| Documento di origine |
*****

Il mancato raggiungimento di questi obiettivi rende Shell poco competitiva perché non in grado di far fronte alle richieste di politica e società civile che desiderano forme di energia pulita ed economicamente accessibile.

Secondo ClientEarth, infatti, la multinazionale ha bisogno di abbandonare le fonti fossili e cambiare il proprio modello di business. L’azienda, in pratica, è accusata di dedicarsi a progetti e investimenti poco vantaggiosi rispetto alla inversione di rotta globale in cui si lavora per rendere la produzione di energia pulita e sostenibile per l’ambiente.

Questa modalità antica di pensare l’approvvigionamento energetico porterà, secondo ClientEarth, a un crollo dei posti di lavoro e dei fondi pensione e anche forti rischi per i portatori di interesse e investitori. In altre parole: produzioni energetiche davvero attente all’ambiente sono vantaggiose, mentre inquinare non conviene neanche a livello finanziario perché fa perdere autorevolezza e affidabilità agli occhi  del mercato azionario e della società civile. Per questo, ClientEarth spiega agli investitori che investire in Shell non conviene.

Le altre accuse a Shell nel mondo

Non è la prima volta che la compagnia multimiliardaria riceve accuse di provocare danni climatici e ambientali. Il 27 maggio 2021 la Royal Dutch Shell è stata costretta dal Tribunale dell’Aja nei Paesi Bassi a diminuire entro il 2030 le emissioni di gas serra del 45% rispetto ai parametri del 2019.  Per dare un’idea concreta, nel processo “Il popolo contro Shell” è emerso che il quantitativo di Co2 emesso dalla compagnia è nove volte superiore a quella dei Paesi Bassi.  Nel 2022 Caroline Dennett, consulente di Shell, ha rassegnato le sue dimissioni dopo undici anni perché la compagnia petrolifera ignora la crisi ambientale.

Che lo sfruttamento petrolifero abbia un costo umano e ambientale altissimo, è cosa nota, ma meno visibile in Occidente. Lo sanno bene le comunità del Delta del Niger, in Nigeria, che hanno raccolto 3.652 denunce per chiedere un risarcimento e un profondo intervento di bonifica dell’area inquinata. La contaminazione, causata dai riversamenti petroliferi, è in atto da 80 anni ed è ora così profonda da rendere impossibile la pesca e l’utilizzo dell’acqua per l’irrigazione agricola.

Intanto, Shell si prepara a lasciare il paese e continua a dichiarare che gli abitanti locali non hanno diritto a nessun risarcimento. Mentre seguiamo l’evoluzione delle vicende giudiziarie, quello che è certo è che casi del genere sono un simbolo del cambiamento di chi vuole rimettere al centro l’ambiente e il benessere sociale al posto del profitto.

*****

| I dati |
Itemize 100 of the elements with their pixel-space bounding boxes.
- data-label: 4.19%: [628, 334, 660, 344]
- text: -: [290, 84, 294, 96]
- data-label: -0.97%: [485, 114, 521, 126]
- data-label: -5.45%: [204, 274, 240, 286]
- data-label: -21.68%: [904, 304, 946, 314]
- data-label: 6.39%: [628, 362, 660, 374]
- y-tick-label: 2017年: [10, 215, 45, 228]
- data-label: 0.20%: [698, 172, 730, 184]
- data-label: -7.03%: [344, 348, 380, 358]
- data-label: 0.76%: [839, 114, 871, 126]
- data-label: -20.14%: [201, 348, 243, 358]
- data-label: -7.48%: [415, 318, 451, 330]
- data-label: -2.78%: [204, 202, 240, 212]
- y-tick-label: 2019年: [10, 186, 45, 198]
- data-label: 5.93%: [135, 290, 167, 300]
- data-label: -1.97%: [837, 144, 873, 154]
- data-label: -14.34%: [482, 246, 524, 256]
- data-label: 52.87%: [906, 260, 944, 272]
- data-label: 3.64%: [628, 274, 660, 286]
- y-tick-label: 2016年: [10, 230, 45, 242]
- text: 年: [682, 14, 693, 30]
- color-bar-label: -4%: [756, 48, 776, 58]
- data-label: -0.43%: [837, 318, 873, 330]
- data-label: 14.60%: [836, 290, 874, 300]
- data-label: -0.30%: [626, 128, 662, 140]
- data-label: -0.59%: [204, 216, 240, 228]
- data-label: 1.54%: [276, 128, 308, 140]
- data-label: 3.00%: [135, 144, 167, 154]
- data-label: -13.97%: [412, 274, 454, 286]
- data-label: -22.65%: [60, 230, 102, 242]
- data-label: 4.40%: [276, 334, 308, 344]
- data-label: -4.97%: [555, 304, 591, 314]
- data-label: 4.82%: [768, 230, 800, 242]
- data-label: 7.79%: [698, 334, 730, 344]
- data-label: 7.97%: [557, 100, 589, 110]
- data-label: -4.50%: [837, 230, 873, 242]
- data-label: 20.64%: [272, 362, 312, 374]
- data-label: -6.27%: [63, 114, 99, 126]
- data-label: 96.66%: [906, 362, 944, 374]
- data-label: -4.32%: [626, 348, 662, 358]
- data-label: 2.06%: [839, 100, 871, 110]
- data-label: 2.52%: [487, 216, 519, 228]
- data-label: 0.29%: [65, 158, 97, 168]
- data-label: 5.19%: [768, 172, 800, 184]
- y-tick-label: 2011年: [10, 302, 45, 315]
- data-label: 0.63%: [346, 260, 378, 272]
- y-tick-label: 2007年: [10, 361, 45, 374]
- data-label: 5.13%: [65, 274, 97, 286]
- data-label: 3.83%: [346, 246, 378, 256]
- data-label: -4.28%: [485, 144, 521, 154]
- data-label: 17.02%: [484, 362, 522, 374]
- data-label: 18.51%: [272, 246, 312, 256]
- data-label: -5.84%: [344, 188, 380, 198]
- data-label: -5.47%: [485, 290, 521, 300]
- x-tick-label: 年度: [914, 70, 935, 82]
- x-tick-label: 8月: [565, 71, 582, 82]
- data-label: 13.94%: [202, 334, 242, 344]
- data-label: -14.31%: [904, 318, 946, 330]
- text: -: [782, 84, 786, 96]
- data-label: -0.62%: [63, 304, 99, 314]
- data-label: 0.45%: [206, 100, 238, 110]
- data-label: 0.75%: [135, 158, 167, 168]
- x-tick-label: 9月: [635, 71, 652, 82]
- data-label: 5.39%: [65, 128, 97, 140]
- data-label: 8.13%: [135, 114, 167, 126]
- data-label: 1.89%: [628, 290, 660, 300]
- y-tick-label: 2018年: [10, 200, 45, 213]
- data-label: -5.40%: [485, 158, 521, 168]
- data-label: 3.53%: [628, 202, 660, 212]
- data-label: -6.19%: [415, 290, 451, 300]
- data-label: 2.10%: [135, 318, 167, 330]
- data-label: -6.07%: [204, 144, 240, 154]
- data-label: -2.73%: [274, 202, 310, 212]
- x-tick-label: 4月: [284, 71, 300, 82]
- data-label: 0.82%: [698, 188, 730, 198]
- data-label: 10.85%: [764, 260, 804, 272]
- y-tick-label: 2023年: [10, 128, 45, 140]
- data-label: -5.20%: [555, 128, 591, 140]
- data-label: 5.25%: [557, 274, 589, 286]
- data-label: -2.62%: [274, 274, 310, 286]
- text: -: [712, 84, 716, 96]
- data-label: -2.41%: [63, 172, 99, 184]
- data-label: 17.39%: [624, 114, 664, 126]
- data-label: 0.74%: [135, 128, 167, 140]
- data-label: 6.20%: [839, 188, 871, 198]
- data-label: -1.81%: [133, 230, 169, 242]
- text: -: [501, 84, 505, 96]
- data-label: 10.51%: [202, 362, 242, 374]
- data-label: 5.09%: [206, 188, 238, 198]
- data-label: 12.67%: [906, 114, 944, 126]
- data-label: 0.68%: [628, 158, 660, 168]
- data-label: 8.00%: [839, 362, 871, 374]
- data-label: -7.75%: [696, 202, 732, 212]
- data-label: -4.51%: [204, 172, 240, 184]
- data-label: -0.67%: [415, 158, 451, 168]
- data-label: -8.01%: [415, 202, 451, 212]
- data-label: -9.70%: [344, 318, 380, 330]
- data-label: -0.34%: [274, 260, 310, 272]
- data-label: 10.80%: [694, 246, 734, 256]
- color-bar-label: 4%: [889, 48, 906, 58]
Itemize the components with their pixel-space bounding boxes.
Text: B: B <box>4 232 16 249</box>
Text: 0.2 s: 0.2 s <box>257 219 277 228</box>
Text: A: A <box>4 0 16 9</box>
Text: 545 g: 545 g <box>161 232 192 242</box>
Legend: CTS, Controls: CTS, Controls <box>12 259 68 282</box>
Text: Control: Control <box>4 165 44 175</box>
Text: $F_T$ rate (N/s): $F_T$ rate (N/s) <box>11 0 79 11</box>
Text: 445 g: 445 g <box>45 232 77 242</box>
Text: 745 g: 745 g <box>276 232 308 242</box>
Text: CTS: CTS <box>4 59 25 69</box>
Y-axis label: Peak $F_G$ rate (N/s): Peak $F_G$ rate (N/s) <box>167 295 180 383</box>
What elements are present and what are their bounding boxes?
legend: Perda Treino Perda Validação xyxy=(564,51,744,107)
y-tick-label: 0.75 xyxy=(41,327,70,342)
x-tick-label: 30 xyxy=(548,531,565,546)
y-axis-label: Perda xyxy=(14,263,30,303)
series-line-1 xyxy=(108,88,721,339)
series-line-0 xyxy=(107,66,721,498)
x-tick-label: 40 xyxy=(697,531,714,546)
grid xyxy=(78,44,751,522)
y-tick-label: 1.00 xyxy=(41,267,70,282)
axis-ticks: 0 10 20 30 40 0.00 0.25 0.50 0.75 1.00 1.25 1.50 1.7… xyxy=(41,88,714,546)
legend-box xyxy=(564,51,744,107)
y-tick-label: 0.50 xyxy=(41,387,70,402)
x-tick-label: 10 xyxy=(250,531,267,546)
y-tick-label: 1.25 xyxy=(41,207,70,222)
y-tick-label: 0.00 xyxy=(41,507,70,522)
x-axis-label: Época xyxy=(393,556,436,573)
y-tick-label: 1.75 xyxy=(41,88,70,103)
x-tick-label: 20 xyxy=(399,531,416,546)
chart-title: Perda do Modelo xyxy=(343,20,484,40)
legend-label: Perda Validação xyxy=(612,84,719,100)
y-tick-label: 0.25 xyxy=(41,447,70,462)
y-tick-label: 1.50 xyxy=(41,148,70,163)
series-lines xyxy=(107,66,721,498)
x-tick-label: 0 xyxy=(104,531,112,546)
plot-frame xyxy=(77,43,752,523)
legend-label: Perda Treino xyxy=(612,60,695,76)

*****

| Problemi da risolvere |
1/ Secondo il documento di origine, entro quale anno il Tribunale dell'Aja ha imposto alla Royal Dutch Shell di ridurre le emissioni di gas serra del 45%?
2/ Ripeta parola per parola tutto il passo del documento di origine che va da "Non è la prima" fino a "la crisi ambientale.".
Le voci costituiscono materiale a sé stante rispetto al documento di origine.

| Risposte ai quesiti |
1/ Entro il 2030.

2/
Non è la prima volta che la compagnia multimiliardaria riceve accuse di provocare danni climatici e ambientali. Il 27 maggio 2021 la Royal Dutch Shell è stata costretta dal Tribunale dell’Aja nei Paesi Bassi a diminuire entro il 2030 le emissioni di gas serra del 45% rispetto ai parametri del 2019.  Per dare un’idea concreta, nel processo “Il popolo contro Shell” è emerso che il quantitativo di Co2 emesso dalla compagnia è nove volte superiore a quella dei Paesi Bassi.  Nel 2022 Caroline Dennett, consulente di Shell, ha rassegnato le sue dimissioni dopo undici anni perché la compagnia petrolifera ignora la crisi ambientale.